§ **WORK TO BE COMPLETED**:
Show each line of the data below that has the string "THEFT" in it.

§ **DATASET ENTRIES**:
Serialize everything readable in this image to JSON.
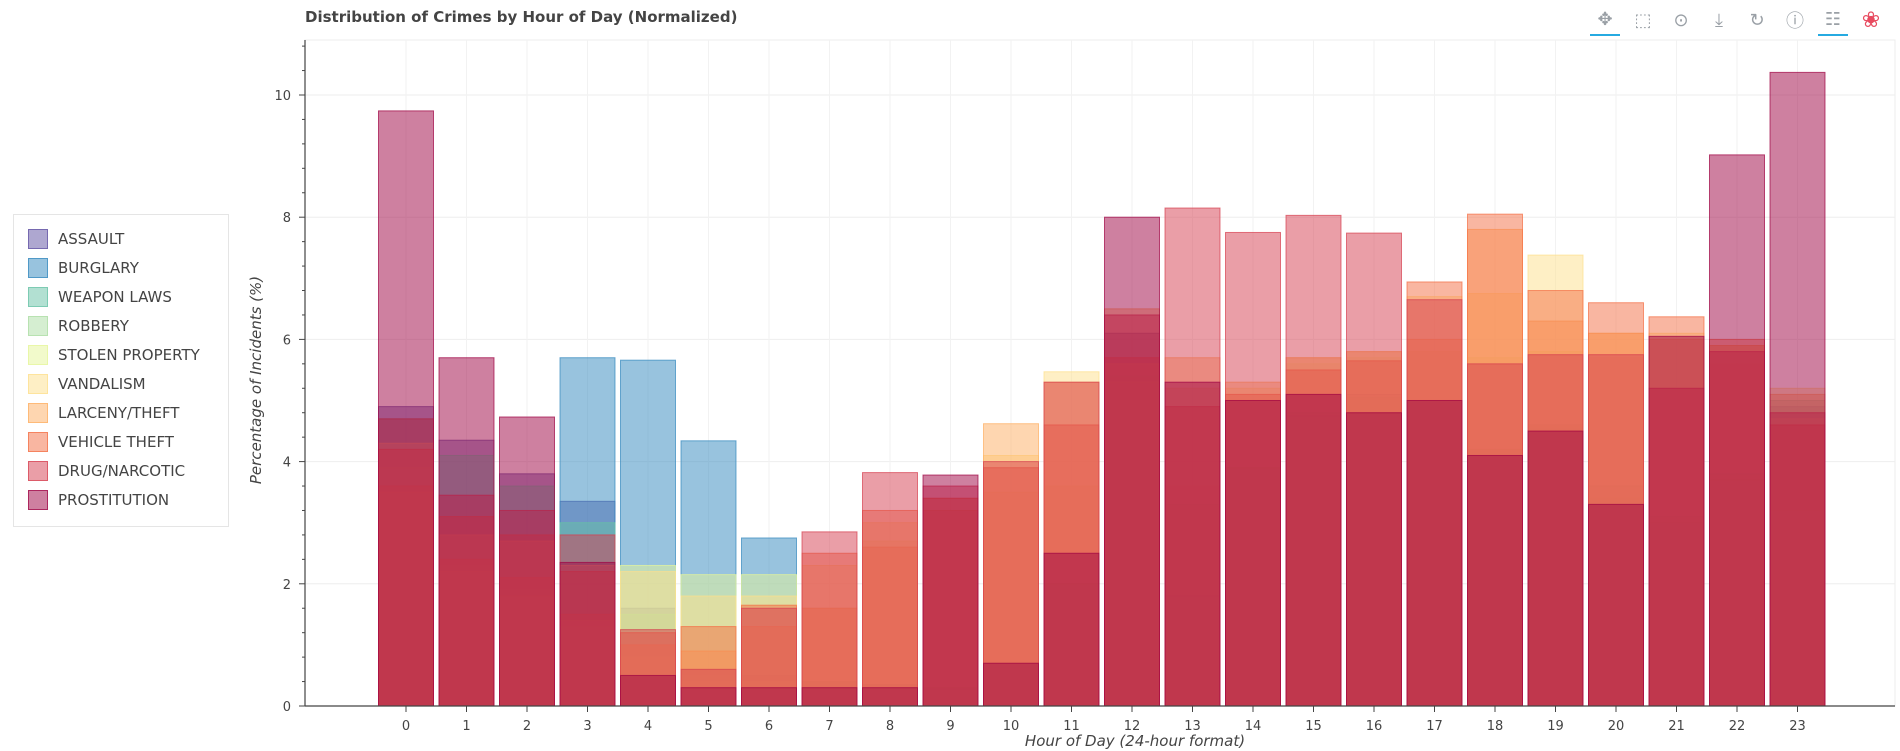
{
  "chart_data": {
    "type": "bar",
    "title": "Distribution of Crimes by Hour of Day (Normalized)",
    "xlabel": "Hour of Day (24-hour format)",
    "ylabel": "Percentage of Incidents (%)",
    "categories": [
      "0",
      "1",
      "2",
      "3",
      "4",
      "5",
      "6",
      "7",
      "8",
      "9",
      "10",
      "11",
      "12",
      "13",
      "14",
      "15",
      "16",
      "17",
      "18",
      "19",
      "20",
      "21",
      "22",
      "23"
    ],
    "ylim": [
      0,
      10.9
    ],
    "yticks": [
      0,
      2,
      4,
      6,
      8,
      10
    ],
    "grid": true,
    "legend_position": "left",
    "series": [
      {
        "name": "ASSAULT",
        "color": "#5e4fa2",
        "values": [
          4.9,
          4.35,
          3.8,
          3.35,
          1.6,
          0.6,
          0.5,
          0.4,
          0.35,
          0.28,
          0.7,
          2.0,
          6.1,
          1.8,
          3.9,
          4.75,
          5.1,
          5.0,
          4.2,
          4.55,
          3.4,
          3.0,
          3.7,
          4.9
        ]
      },
      {
        "name": "BURGLARY",
        "color": "#3288bd",
        "values": [
          3.1,
          1.85,
          1.65,
          5.7,
          5.66,
          4.34,
          2.75,
          0.3,
          0.3,
          0.3,
          0.7,
          2.0,
          4.4,
          1.8,
          3.7,
          4.7,
          5.0,
          5.0,
          4.1,
          4.5,
          3.3,
          2.95,
          3.7,
          3.2
        ]
      },
      {
        "name": "WEAPON LAWS",
        "color": "#66c2a5",
        "values": [
          4.7,
          4.1,
          3.6,
          3.0,
          1.5,
          0.5,
          0.4,
          0.4,
          0.35,
          0.3,
          0.7,
          2.0,
          5.4,
          3.3,
          3.9,
          4.8,
          5.05,
          5.0,
          4.2,
          4.6,
          3.6,
          3.1,
          3.8,
          5.0
        ]
      },
      {
        "name": "ROBBERY",
        "color": "#abdda4",
        "values": [
          3.9,
          2.3,
          1.9,
          1.3,
          0.8,
          0.4,
          0.4,
          0.4,
          0.3,
          0.3,
          0.7,
          2.0,
          5.0,
          2.0,
          3.9,
          4.8,
          5.0,
          5.0,
          4.2,
          4.6,
          3.4,
          3.0,
          3.7,
          3.2
        ]
      },
      {
        "name": "STOLEN PROPERTY",
        "color": "#e6f598",
        "values": [
          3.5,
          2.2,
          1.8,
          1.4,
          2.3,
          2.15,
          2.15,
          1.6,
          2.7,
          3.2,
          3.5,
          3.6,
          5.3,
          3.6,
          5.0,
          5.6,
          5.7,
          5.8,
          5.7,
          5.8,
          5.7,
          5.2,
          5.6,
          4.7
        ]
      },
      {
        "name": "VANDALISM",
        "color": "#fee08b",
        "values": [
          4.3,
          2.8,
          2.7,
          2.3,
          2.2,
          1.8,
          1.8,
          2.3,
          3.0,
          3.4,
          4.1,
          5.47,
          5.6,
          5.2,
          5.2,
          5.7,
          5.8,
          6.7,
          6.75,
          7.38,
          6.1,
          6.1,
          5.9,
          5.2
        ]
      },
      {
        "name": "LARCENY/THEFT",
        "color": "#fdae61",
        "values": [
          3.6,
          2.4,
          2.1,
          1.5,
          1.0,
          0.9,
          1.3,
          1.6,
          2.6,
          3.2,
          4.62,
          5.3,
          6.5,
          5.7,
          5.3,
          5.7,
          5.8,
          6.0,
          7.8,
          6.3,
          6.1,
          6.0,
          5.9,
          5.1
        ]
      },
      {
        "name": "VEHICLE THEFT",
        "color": "#f46d43",
        "values": [
          4.2,
          3.1,
          2.8,
          2.2,
          1.2,
          1.3,
          1.65,
          2.5,
          3.2,
          3.4,
          3.9,
          4.6,
          5.7,
          4.9,
          5.1,
          5.5,
          5.65,
          6.94,
          8.05,
          6.8,
          6.6,
          6.37,
          6.0,
          4.6
        ]
      },
      {
        "name": "DRUG/NARCOTIC",
        "color": "#d53e4f",
        "values": [
          4.7,
          3.45,
          3.2,
          2.8,
          1.25,
          0.6,
          1.6,
          2.85,
          3.82,
          3.6,
          4.0,
          5.3,
          6.4,
          8.15,
          7.75,
          8.03,
          7.74,
          6.65,
          5.6,
          5.75,
          5.75,
          5.2,
          5.8,
          4.8
        ]
      },
      {
        "name": "PROSTITUTION",
        "color": "#9e0142",
        "values": [
          9.74,
          5.7,
          4.73,
          2.35,
          0.5,
          0.3,
          0.3,
          0.3,
          0.3,
          3.78,
          0.7,
          2.5,
          8.0,
          5.3,
          5.0,
          5.1,
          4.8,
          5.0,
          4.1,
          4.5,
          3.3,
          6.05,
          9.02,
          10.37
        ]
      }
    ]
  },
  "legend": {
    "items": [
      {
        "label": "ASSAULT",
        "color": "#5e4fa2"
      },
      {
        "label": "BURGLARY",
        "color": "#3288bd"
      },
      {
        "label": "WEAPON LAWS",
        "color": "#66c2a5"
      },
      {
        "label": "ROBBERY",
        "color": "#abdda4"
      },
      {
        "label": "STOLEN PROPERTY",
        "color": "#e6f598"
      },
      {
        "label": "VANDALISM",
        "color": "#fee08b"
      },
      {
        "label": "LARCENY/THEFT",
        "color": "#fdae61"
      },
      {
        "label": "VEHICLE THEFT",
        "color": "#f46d43"
      },
      {
        "label": "DRUG/NARCOTIC",
        "color": "#d53e4f"
      },
      {
        "label": "PROSTITUTION",
        "color": "#9e0142"
      }
    ]
  },
  "toolbar": {
    "tools": [
      {
        "icon": "pan-icon",
        "active": true
      },
      {
        "icon": "box-zoom-icon",
        "active": false
      },
      {
        "icon": "wheel-zoom-icon",
        "active": false
      },
      {
        "icon": "save-icon",
        "active": false
      },
      {
        "icon": "reset-icon",
        "active": false
      },
      {
        "icon": "help-icon",
        "active": false
      },
      {
        "icon": "hover-icon",
        "active": true
      },
      {
        "icon": "bokeh-logo-icon",
        "active": false
      }
    ]
  }
}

§ **RESULT FOR THIS EXERCISE**:
        "name": "LARCENY/THEFT",
        "name": "VEHICLE THEFT",
        "label": "LARCENY/THEFT",
        "label": "VEHICLE THEFT",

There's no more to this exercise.